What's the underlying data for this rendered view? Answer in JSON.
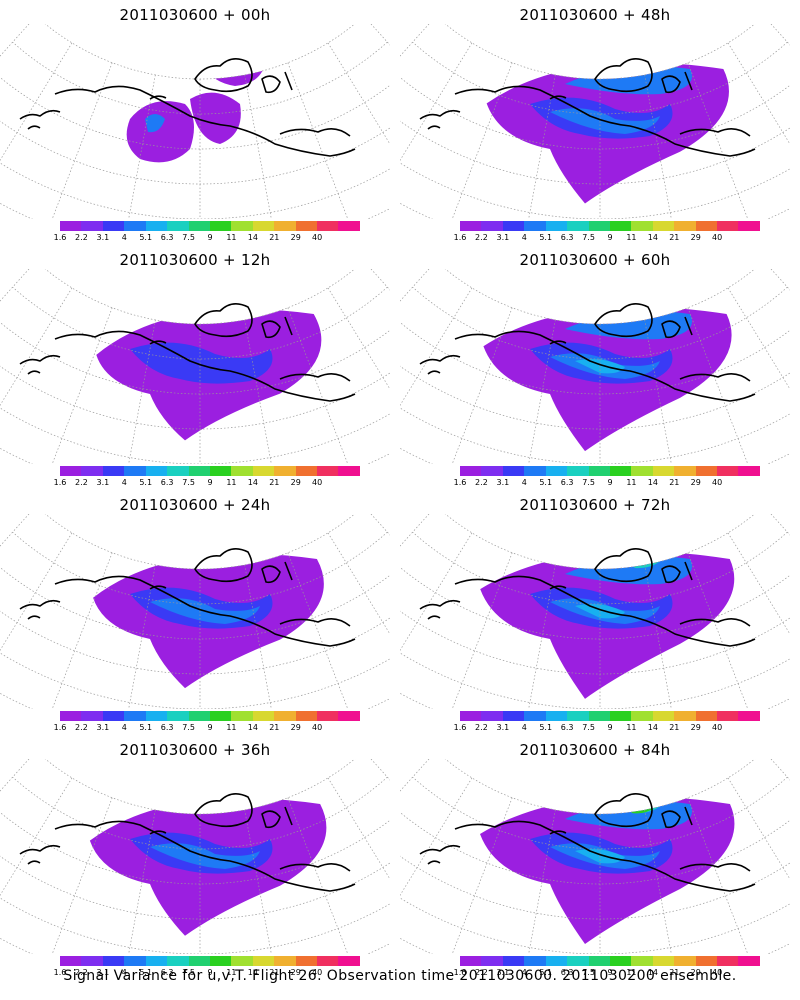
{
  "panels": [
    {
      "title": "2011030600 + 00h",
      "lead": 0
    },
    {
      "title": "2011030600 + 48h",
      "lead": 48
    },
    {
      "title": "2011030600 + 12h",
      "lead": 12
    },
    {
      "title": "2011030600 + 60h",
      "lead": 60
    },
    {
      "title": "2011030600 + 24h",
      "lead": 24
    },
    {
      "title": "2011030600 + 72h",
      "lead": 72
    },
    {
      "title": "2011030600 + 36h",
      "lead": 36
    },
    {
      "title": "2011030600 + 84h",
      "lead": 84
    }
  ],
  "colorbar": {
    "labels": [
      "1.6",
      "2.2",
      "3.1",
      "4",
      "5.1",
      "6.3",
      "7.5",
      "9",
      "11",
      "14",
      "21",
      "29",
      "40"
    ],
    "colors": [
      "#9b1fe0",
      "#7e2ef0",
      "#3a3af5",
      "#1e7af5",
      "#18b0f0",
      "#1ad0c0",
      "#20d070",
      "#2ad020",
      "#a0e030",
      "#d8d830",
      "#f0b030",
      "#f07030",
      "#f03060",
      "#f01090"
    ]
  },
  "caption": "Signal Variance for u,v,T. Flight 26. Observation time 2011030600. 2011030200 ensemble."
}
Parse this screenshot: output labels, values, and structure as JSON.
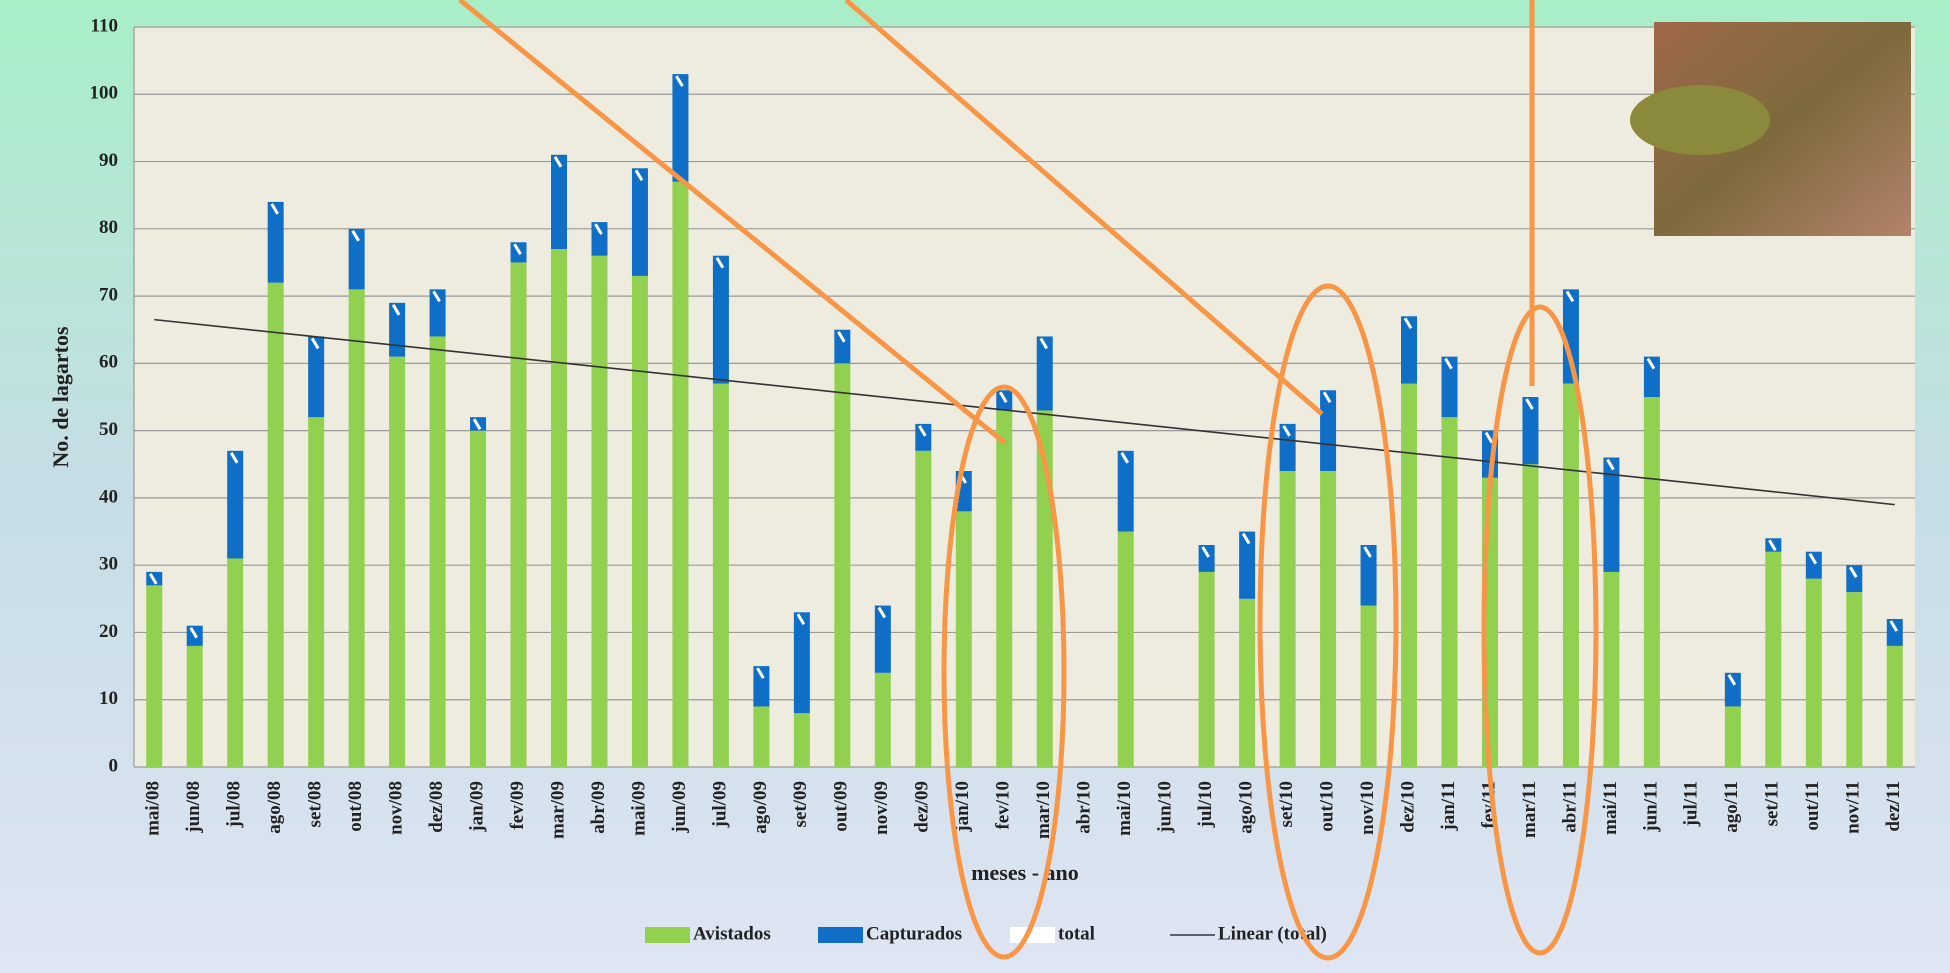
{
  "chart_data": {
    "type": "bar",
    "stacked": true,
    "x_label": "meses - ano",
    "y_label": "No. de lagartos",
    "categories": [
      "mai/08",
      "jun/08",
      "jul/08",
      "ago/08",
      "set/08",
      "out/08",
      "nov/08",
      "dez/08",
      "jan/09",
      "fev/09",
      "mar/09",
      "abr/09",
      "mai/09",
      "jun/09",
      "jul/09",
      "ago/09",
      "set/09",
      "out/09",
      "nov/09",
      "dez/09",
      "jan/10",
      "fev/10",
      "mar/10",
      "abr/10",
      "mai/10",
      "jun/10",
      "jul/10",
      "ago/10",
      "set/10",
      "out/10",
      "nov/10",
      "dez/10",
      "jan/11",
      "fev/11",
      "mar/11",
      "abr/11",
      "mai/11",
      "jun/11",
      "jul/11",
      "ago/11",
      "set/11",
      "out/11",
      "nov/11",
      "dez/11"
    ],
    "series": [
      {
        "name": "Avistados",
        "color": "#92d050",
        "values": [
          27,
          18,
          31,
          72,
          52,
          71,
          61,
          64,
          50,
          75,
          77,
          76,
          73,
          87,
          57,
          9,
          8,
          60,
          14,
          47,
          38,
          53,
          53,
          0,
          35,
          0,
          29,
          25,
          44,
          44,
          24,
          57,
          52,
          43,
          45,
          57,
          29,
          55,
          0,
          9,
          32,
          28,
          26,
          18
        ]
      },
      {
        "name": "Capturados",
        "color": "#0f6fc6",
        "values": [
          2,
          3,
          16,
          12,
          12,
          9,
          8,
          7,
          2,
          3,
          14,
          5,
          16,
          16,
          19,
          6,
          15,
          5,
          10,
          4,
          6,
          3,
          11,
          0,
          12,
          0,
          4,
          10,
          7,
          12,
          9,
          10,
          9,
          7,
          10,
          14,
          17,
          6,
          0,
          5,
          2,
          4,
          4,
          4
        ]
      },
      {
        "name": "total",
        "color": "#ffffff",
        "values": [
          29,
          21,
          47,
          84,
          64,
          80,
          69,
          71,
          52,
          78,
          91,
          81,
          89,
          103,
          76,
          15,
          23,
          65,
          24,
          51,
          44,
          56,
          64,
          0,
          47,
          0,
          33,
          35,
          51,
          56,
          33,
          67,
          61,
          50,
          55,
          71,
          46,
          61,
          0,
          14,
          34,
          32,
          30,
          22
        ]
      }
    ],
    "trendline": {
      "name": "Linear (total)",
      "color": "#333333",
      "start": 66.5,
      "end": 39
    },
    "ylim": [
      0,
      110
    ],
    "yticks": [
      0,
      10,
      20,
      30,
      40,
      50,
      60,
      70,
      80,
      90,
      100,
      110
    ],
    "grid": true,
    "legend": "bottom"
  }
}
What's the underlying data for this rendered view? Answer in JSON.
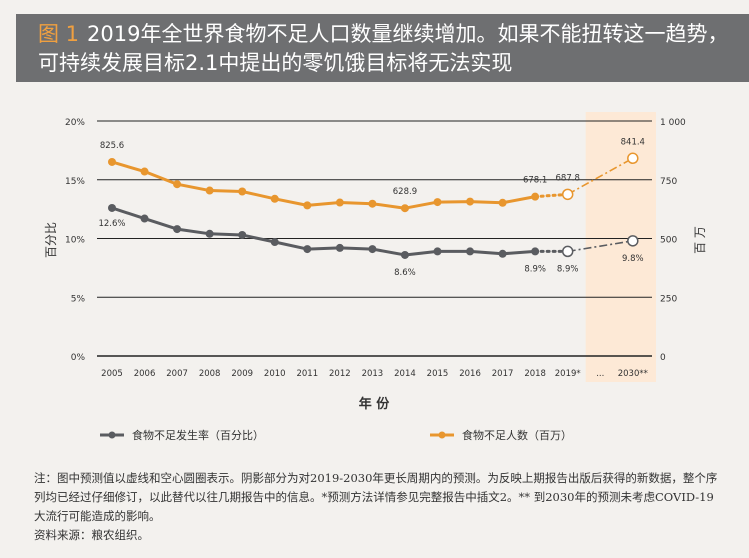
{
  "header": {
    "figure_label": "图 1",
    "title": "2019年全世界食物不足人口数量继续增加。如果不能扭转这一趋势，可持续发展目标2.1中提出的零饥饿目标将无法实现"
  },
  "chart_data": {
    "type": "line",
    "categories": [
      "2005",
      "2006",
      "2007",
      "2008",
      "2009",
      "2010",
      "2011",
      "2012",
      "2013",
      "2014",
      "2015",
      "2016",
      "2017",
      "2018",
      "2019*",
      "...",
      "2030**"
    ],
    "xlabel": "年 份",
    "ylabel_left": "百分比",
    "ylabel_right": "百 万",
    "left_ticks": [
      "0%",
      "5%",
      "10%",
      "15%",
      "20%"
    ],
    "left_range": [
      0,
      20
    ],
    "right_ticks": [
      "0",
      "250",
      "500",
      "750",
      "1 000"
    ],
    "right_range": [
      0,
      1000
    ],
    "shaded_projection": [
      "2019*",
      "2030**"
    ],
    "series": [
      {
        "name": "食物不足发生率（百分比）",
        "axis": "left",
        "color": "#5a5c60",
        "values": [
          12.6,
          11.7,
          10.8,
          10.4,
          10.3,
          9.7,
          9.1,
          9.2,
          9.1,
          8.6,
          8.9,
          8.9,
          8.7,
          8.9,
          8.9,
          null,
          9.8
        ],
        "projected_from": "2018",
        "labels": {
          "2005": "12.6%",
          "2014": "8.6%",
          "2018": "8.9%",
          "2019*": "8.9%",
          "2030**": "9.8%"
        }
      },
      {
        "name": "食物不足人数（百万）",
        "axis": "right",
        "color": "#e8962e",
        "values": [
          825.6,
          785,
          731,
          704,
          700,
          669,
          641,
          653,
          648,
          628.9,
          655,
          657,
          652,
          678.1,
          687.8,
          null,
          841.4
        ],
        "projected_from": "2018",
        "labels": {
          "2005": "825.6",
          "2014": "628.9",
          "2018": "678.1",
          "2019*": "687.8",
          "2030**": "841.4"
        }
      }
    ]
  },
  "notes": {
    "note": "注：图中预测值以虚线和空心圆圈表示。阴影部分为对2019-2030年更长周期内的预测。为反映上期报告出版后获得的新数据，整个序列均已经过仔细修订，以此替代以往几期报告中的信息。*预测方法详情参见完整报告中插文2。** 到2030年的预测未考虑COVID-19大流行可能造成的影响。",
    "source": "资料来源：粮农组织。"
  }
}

——

Check each line of the records for the word "title" and extract those that contain it.

      "title": "2011030600 + 00h",
      "title": "2011030600 + 48h",
      "title": "2011030600 + 12h",
      "title": "2011030600 + 60h",
      "title": "2011030600 + 24h",
      "title": "2011030600 + 72h",
      "title": "2011030600 + 36h",
      "title": "2011030600 + 84h",
    "title": "2019年全世界食物不足人口数量继续增加。如果不能扭转这一趋势，可持续发展目标2.1中提出的零饥饿目标将无法实现"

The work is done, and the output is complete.